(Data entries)

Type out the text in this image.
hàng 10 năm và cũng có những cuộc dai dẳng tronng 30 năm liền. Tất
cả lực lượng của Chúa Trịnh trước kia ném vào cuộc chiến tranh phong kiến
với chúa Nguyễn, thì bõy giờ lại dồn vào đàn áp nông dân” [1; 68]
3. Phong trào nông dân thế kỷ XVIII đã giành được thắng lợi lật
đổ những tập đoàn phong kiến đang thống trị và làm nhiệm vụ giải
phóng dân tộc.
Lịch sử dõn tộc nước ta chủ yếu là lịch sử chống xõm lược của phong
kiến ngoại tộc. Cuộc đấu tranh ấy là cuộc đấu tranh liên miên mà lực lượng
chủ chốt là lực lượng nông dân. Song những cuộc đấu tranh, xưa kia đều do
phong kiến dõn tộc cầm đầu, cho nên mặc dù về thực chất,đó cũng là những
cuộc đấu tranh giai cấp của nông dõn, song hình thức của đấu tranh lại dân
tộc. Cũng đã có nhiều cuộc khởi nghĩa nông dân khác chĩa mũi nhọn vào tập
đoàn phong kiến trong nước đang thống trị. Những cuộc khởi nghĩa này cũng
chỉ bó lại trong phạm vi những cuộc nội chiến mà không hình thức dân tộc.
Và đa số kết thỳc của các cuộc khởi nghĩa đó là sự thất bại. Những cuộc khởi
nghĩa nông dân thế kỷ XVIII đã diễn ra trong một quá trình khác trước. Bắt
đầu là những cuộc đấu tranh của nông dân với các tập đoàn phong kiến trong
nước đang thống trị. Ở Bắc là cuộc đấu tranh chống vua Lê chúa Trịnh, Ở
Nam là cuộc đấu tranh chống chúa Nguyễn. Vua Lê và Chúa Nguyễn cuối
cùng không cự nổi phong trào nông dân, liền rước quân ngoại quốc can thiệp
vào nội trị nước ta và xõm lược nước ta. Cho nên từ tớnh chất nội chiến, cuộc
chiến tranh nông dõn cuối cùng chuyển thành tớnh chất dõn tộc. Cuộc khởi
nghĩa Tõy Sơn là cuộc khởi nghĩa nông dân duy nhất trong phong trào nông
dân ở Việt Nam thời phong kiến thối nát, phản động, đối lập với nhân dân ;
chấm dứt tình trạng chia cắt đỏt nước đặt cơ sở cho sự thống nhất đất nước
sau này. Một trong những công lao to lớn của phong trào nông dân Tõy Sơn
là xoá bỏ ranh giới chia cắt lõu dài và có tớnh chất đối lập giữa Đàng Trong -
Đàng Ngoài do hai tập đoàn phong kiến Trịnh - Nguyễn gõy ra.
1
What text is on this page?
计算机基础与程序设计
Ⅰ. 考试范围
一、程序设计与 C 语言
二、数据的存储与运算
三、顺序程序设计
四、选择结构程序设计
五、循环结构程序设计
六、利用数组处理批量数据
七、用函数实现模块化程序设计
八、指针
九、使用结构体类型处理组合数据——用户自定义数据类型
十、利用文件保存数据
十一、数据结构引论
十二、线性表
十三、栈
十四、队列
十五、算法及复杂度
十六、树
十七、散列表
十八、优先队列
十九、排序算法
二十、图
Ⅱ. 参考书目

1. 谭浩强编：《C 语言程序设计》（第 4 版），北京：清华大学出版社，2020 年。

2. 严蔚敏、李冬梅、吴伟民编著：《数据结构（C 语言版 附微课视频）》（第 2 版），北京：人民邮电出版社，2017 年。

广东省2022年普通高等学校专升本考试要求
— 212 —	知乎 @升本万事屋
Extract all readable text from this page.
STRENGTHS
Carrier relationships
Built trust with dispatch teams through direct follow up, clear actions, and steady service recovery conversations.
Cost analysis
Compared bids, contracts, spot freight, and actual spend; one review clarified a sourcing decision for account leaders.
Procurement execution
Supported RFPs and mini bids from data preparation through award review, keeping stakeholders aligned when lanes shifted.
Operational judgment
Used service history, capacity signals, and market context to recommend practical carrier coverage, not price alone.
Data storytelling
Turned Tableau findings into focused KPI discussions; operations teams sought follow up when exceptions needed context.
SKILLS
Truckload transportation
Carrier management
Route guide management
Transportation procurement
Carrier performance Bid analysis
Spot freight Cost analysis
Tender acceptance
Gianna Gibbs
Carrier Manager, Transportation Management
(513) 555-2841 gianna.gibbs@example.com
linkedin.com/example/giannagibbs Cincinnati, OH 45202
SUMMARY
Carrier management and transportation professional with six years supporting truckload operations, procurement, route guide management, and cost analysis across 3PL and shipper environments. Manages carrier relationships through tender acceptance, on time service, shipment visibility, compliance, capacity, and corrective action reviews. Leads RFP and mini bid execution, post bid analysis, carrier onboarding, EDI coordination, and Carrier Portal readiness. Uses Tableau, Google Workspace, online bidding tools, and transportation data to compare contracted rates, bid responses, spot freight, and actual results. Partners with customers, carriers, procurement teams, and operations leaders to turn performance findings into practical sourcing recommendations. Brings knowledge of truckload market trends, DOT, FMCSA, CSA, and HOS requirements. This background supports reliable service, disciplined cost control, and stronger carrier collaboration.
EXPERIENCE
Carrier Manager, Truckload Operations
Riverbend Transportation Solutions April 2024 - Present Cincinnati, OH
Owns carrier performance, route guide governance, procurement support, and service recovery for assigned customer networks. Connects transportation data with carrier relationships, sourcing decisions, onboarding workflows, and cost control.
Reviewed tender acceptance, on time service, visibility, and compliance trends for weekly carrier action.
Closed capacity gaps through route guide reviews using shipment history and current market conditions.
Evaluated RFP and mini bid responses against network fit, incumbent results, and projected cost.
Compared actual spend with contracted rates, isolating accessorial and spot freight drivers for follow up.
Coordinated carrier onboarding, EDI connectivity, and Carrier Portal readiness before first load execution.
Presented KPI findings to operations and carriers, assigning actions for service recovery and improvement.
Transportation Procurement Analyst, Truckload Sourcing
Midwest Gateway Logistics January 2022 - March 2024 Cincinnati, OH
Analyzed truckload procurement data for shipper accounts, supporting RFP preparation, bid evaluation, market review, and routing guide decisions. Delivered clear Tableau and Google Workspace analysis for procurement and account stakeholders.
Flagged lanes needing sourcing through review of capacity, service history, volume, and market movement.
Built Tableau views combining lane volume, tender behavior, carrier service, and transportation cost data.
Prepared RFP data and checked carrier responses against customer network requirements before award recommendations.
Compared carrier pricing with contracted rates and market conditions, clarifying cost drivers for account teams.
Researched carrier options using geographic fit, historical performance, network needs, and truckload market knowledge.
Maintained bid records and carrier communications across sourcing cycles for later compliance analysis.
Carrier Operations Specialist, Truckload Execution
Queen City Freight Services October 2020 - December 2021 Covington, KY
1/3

STATED PROBLEM — Repeat the records above exactly, leaving none out.

WORKED ANSWER —
Type out the text in this image.
hàng 10 năm và cũng có những cuộc dai dẳng tronng 30 năm liền. Tất
cả lực lượng của Chúa Trịnh trước kia ném vào cuộc chiến tranh phong kiến
với chúa Nguyễn, thì bõy giờ lại dồn vào đàn áp nông dân” [1; 68]
3. Phong trào nông dân thế kỷ XVIII đã giành được thắng lợi lật
đổ những tập đoàn phong kiến đang thống trị và làm nhiệm vụ giải
phóng dân tộc.
Lịch sử dõn tộc nước ta chủ yếu là lịch sử chống xõm lược của phong
kiến ngoại tộc. Cuộc đấu tranh ấy là cuộc đấu tranh liên miên mà lực lượng
chủ chốt là lực lượng nông dân. Song những cuộc đấu tranh, xưa kia đều do
phong kiến dõn tộc cầm đầu, cho nên mặc dù về thực chất,đó cũng là những
cuộc đấu tranh giai cấp của nông dõn, song hình thức của đấu tranh lại dân
tộc. Cũng đã có nhiều cuộc khởi nghĩa nông dân khác chĩa mũi nhọn vào tập
đoàn phong kiến trong nước đang thống trị. Những cuộc khởi nghĩa này cũng
chỉ bó lại trong phạm vi những cuộc nội chiến mà không hình thức dân tộc.
Và đa số kết thỳc của các cuộc khởi nghĩa đó là sự thất bại. Những cuộc khởi
nghĩa nông dân thế kỷ XVIII đã diễn ra trong một quá trình khác trước. Bắt
đầu là những cuộc đấu tranh của nông dân với các tập đoàn phong kiến trong
nước đang thống trị. Ở Bắc là cuộc đấu tranh chống vua Lê chúa Trịnh, Ở
Nam là cuộc đấu tranh chống chúa Nguyễn. Vua Lê và Chúa Nguyễn cuối
cùng không cự nổi phong trào nông dân, liền rước quân ngoại quốc can thiệp
vào nội trị nước ta và xõm lược nước ta. Cho nên từ tớnh chất nội chiến, cuộc
chiến tranh nông dõn cuối cùng chuyển thành tớnh chất dõn tộc. Cuộc khởi
nghĩa Tõy Sơn là cuộc khởi nghĩa nông dân duy nhất trong phong trào nông
dân ở Việt Nam thời phong kiến thối nát, phản động, đối lập với nhân dân ;
chấm dứt tình trạng chia cắt đỏt nước đặt cơ sở cho sự thống nhất đất nước
sau này. Một trong những công lao to lớn của phong trào nông dân Tõy Sơn
là xoá bỏ ranh giới chia cắt lõu dài và có tớnh chất đối lập giữa Đàng Trong -
Đàng Ngoài do hai tập đoàn phong kiến Trịnh - Nguyễn gõy ra.
1
What text is on this page?
计算机基础与程序设计
Ⅰ. 考试范围
一、程序设计与 C 语言
二、数据的存储与运算
三、顺序程序设计
四、选择结构程序设计
五、循环结构程序设计
六、利用数组处理批量数据
七、用函数实现模块化程序设计
八、指针
九、使用结构体类型处理组合数据——用户自定义数据类型
十、利用文件保存数据
十一、数据结构引论
十二、线性表
十三、栈
十四、队列
十五、算法及复杂度
十六、树
十七、散列表
十八、优先队列
十九、排序算法
二十、图
Ⅱ. 参考书目

1. 谭浩强编：《C 语言程序设计》（第 4 版），北京：清华大学出版社，2020 年。

2. 严蔚敏、李冬梅、吴伟民编著：《数据结构（C 语言版 附微课视频）》（第 2 版），北京：人民邮电出版社，2017 年。

广东省2022年普通高等学校专升本考试要求
— 212 —	知乎 @升本万事屋
Extract all readable text from this page.
STRENGTHS
Carrier relationships
Built trust with dispatch teams through direct follow up, clear actions, and steady service recovery conversations.
Cost analysis
Compared bids, contracts, spot freight, and actual spend; one review clarified a sourcing decision for account leaders.
Procurement execution
Supported RFPs and mini bids from data preparation through award review, keeping stakeholders aligned when lanes shifted.
Operational judgment
Used service history, capacity signals, and market context to recommend practical carrier coverage, not price alone.
Data storytelling
Turned Tableau findings into focused KPI discussions; operations teams sought follow up when exceptions needed context.
SKILLS
Truckload transportation
Carrier management
Route guide management
Transportation procurement
Carrier performance Bid analysis
Spot freight Cost analysis
Tender acceptance
Gianna Gibbs
Carrier Manager, Transportation Management
(513) 555-2841 gianna.gibbs@example.com
linkedin.com/example/giannagibbs Cincinnati, OH 45202
SUMMARY
Carrier management and transportation professional with six years supporting truckload operations, procurement, route guide management, and cost analysis across 3PL and shipper environments. Manages carrier relationships through tender acceptance, on time service, shipment visibility, compliance, capacity, and corrective action reviews. Leads RFP and mini bid execution, post bid analysis, carrier onboarding, EDI coordination, and Carrier Portal readiness. Uses Tableau, Google Workspace, online bidding tools, and transportation data to compare contracted rates, bid responses, spot freight, and actual results. Partners with customers, carriers, procurement teams, and operations leaders to turn performance findings into practical sourcing recommendations. Brings knowledge of truckload market trends, DOT, FMCSA, CSA, and HOS requirements. This background supports reliable service, disciplined cost control, and stronger carrier collaboration.
EXPERIENCE
Carrier Manager, Truckload Operations
Riverbend Transportation Solutions April 2024 - Present Cincinnati, OH
Owns carrier performance, route guide governance, procurement support, and service recovery for assigned customer networks. Connects transportation data with carrier relationships, sourcing decisions, onboarding workflows, and cost control.
Reviewed tender acceptance, on time service, visibility, and compliance trends for weekly carrier action.
Closed capacity gaps through route guide reviews using shipment history and current market conditions.
Evaluated RFP and mini bid responses against network fit, incumbent results, and projected cost.
Compared actual spend with contracted rates, isolating accessorial and spot freight drivers for follow up.
Coordinated carrier onboarding, EDI connectivity, and Carrier Portal readiness before first load execution.
Presented KPI findings to operations and carriers, assigning actions for service recovery and improvement.
Transportation Procurement Analyst, Truckload Sourcing
Midwest Gateway Logistics January 2022 - March 2024 Cincinnati, OH
Analyzed truckload procurement data for shipper accounts, supporting RFP preparation, bid evaluation, market review, and routing guide decisions. Delivered clear Tableau and Google Workspace analysis for procurement and account stakeholders.
Flagged lanes needing sourcing through review of capacity, service history, volume, and market movement.
Built Tableau views combining lane volume, tender behavior, carrier service, and transportation cost data.
Prepared RFP data and checked carrier responses against customer network requirements before award recommendations.
Compared carrier pricing with contracted rates and market conditions, clarifying cost drivers for account teams.
Researched carrier options using geographic fit, historical performance, network needs, and truckload market knowledge.
Maintained bid records and carrier communications across sourcing cycles for later compliance analysis.
Carrier Operations Specialist, Truckload Execution
Queen City Freight Services October 2020 - December 2021 Covington, KY
1/3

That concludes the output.